Stored items:
>>

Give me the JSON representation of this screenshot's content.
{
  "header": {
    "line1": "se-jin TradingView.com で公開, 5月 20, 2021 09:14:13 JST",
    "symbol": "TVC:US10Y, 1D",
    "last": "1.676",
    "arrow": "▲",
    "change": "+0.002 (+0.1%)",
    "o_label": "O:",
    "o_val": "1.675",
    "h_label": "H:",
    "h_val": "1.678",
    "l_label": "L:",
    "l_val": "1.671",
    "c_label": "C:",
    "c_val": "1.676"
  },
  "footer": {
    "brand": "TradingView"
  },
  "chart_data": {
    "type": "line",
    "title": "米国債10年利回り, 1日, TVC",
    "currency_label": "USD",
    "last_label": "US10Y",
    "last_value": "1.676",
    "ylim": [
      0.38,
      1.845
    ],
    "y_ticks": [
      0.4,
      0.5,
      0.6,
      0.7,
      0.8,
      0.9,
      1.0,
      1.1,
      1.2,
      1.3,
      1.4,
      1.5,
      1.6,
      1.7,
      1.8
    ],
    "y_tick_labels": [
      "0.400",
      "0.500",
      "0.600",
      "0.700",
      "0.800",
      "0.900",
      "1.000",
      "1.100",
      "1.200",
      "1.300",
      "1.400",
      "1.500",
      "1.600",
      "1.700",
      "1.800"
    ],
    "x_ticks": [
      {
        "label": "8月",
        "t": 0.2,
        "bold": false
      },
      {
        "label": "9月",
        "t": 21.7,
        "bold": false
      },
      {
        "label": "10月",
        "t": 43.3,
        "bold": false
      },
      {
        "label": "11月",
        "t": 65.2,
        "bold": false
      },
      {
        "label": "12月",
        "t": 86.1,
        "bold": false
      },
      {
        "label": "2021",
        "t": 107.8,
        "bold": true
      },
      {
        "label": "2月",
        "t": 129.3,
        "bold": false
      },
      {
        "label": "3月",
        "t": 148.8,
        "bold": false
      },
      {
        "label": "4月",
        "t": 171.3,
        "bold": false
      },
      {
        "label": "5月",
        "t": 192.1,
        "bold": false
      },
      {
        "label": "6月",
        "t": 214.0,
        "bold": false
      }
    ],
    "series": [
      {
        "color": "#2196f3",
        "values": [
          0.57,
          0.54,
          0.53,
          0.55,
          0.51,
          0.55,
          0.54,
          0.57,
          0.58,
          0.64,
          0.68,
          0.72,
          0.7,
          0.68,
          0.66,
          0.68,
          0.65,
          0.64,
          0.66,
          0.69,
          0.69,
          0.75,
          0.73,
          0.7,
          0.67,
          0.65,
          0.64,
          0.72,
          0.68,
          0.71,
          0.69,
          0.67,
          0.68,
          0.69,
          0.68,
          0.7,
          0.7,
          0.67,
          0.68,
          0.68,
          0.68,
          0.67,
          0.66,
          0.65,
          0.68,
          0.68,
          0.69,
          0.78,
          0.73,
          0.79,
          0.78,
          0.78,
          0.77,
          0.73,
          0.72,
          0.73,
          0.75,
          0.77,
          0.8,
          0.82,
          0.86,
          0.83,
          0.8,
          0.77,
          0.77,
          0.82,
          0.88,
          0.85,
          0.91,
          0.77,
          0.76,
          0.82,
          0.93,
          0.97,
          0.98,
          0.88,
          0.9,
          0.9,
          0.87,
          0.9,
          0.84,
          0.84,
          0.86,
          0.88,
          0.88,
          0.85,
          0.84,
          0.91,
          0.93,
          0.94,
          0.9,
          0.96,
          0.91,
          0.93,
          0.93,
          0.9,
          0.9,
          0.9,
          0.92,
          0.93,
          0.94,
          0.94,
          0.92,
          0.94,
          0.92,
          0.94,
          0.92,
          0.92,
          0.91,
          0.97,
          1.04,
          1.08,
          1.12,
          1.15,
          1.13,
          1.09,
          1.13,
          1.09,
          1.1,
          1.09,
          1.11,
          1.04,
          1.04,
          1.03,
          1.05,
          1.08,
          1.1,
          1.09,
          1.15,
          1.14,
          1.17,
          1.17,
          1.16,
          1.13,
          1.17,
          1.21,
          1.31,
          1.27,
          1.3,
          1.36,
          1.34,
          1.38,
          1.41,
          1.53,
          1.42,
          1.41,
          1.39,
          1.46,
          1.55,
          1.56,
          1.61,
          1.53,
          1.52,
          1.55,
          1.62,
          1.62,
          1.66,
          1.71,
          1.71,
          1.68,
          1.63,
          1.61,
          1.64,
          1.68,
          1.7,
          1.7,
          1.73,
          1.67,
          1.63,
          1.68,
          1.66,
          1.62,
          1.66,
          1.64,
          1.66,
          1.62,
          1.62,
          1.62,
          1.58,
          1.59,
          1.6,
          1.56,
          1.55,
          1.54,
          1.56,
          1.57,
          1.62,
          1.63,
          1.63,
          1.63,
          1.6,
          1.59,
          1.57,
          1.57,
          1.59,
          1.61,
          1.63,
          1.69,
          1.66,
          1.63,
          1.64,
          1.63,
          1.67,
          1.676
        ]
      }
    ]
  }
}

<<

▶ What the task requires: Tally up the lines holding the string "TradingView" in this listing, and report the total alone.

▶ The result: 2